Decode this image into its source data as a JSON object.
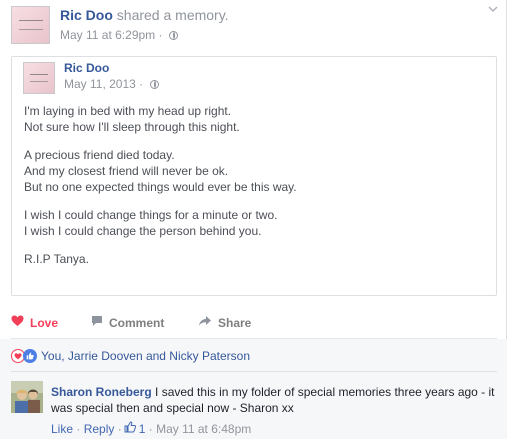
{
  "post": {
    "author": "Ric Doo",
    "action": "shared a memory.",
    "timestamp": "May 11 at 6:29pm",
    "privacy_icon": "globe-icon"
  },
  "memory": {
    "author": "Ric Doo",
    "timestamp": "May 11, 2013",
    "stanzas": [
      [
        "I'm laying in bed with my head up right.",
        "Not sure how I'll sleep through this night."
      ],
      [
        "A precious friend died today.",
        "And my closest friend will never be ok.",
        "But no one expected things would ever be this way."
      ],
      [
        "I wish I could change things for a minute or two.",
        "I wish I could change the person behind you."
      ],
      [
        "R.I.P Tanya."
      ]
    ]
  },
  "actions": {
    "love_label": "Love",
    "comment_label": "Comment",
    "share_label": "Share"
  },
  "reactions": {
    "summary": "You, Jarrie Dooven and Nicky Paterson"
  },
  "comment": {
    "author": "Sharon Roneberg",
    "text": "I saved this in my folder of special memories three years ago - it was special then and special now - Sharon xx",
    "like_label": "Like",
    "reply_label": "Reply",
    "like_count": "1",
    "timestamp": "May 11 at 6:48pm"
  },
  "colors": {
    "link": "#365899",
    "love": "#f33e58",
    "muted": "#90949c"
  }
}
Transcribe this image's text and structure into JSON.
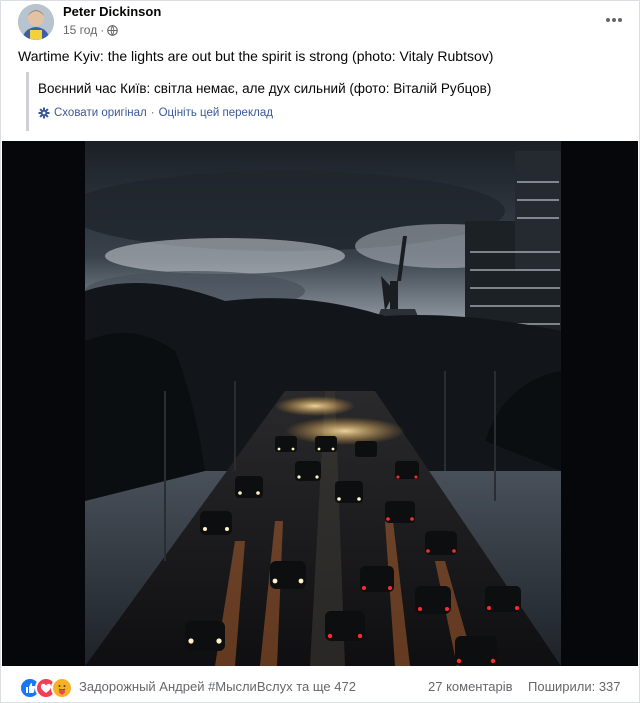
{
  "post": {
    "author": "Peter Dickinson",
    "time": "15 год",
    "privacy_icon": "globe-icon",
    "text": "Wartime Kyiv: the lights are out but the spirit is strong (photo: Vitaly Rubtsov)",
    "translation": {
      "text": "Воєнний час Київ: світла немає, але дух сильний (фото: Віталій Рубцов)",
      "show_original": "Сховати оригінал",
      "separator": "·",
      "rate_translation": "Оцініть цей переклад"
    },
    "photo": {
      "subject": "Kyiv evening traffic with Motherland Monument"
    },
    "footer": {
      "reactions": [
        "like",
        "love",
        "care"
      ],
      "reactors": "Задорожный Андрей #МыслиВслух та ще 472",
      "comments": "27 коментарів",
      "shares": "Поширили: 337"
    }
  },
  "colors": {
    "text": "#050505",
    "secondary": "#65676b",
    "link": "#385898",
    "like": "#1877f2",
    "love": "#f33e58",
    "care": "#f7b125"
  }
}
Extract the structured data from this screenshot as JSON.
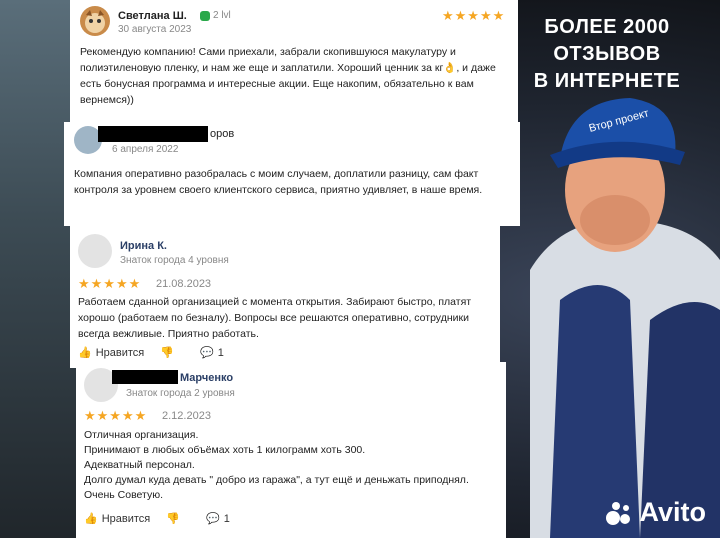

+ + + +

--- The request ---
Go through the listing above and write it all out exactly, leaving out any picture.

--- Exercise response ---
Decode this image into its source data as a JSON object.
{
  "post": {
    "author": "Ric Doo",
    "action": "shared a memory.",
    "timestamp": "May 11 at 6:29pm",
    "privacy_icon": "globe-icon"
  },
  "memory": {
    "author": "Ric Doo",
    "timestamp": "May 11, 2013",
    "stanzas": [
      [
        "I'm laying in bed with my head up right.",
        "Not sure how I'll sleep through this night."
      ],
      [
        "A precious friend died today.",
        "And my closest friend will never be ok.",
        "But no one expected things would ever be this way."
      ],
      [
        "I wish I could change things for a minute or two.",
        "I wish I could change the person behind you."
      ],
      [
        "R.I.P Tanya."
      ]
    ]
  },
  "actions": {
    "love_label": "Love",
    "comment_label": "Comment",
    "share_label": "Share"
  },
  "reactions": {
    "summary": "You, Jarrie Dooven and Nicky Paterson"
  },
  "comment": {
    "author": "Sharon Roneberg",
    "text": "I saved this in my folder of special memories three years ago - it was special then and special now - Sharon xx",
    "like_label": "Like",
    "reply_label": "Reply",
    "like_count": "1",
    "timestamp": "May 11 at 6:48pm"
  },
  "colors": {
    "link": "#365899",
    "love": "#f33e58",
    "muted": "#90949c"
  }
}
Transcribe this image's text and structure into JSON.
{
  "post": {
    "author": "Peter Dickinson",
    "time": "15 год",
    "privacy_icon": "globe-icon",
    "text": "Wartime Kyiv: the lights are out but the spirit is strong (photo: Vitaly Rubtsov)",
    "translation": {
      "text": "Воєнний час Київ: світла немає, але дух сильний (фото: Віталій Рубцов)",
      "show_original": "Сховати оригінал",
      "separator": "·",
      "rate_translation": "Оцініть цей переклад"
    },
    "photo": {
      "subject": "Kyiv evening traffic with Motherland Monument"
    },
    "footer": {
      "reactions": [
        "like",
        "love",
        "care"
      ],
      "reactors": "Задорожный Андрей #МыслиВслух та ще 472",
      "comments": "27 коментарів",
      "shares": "Поширили: 337"
    }
  },
  "colors": {
    "text": "#050505",
    "secondary": "#65676b",
    "link": "#385898",
    "like": "#1877f2",
    "love": "#f33e58",
    "care": "#f7b125"
  }
}
Extract the structured data from this screenshot as JSON.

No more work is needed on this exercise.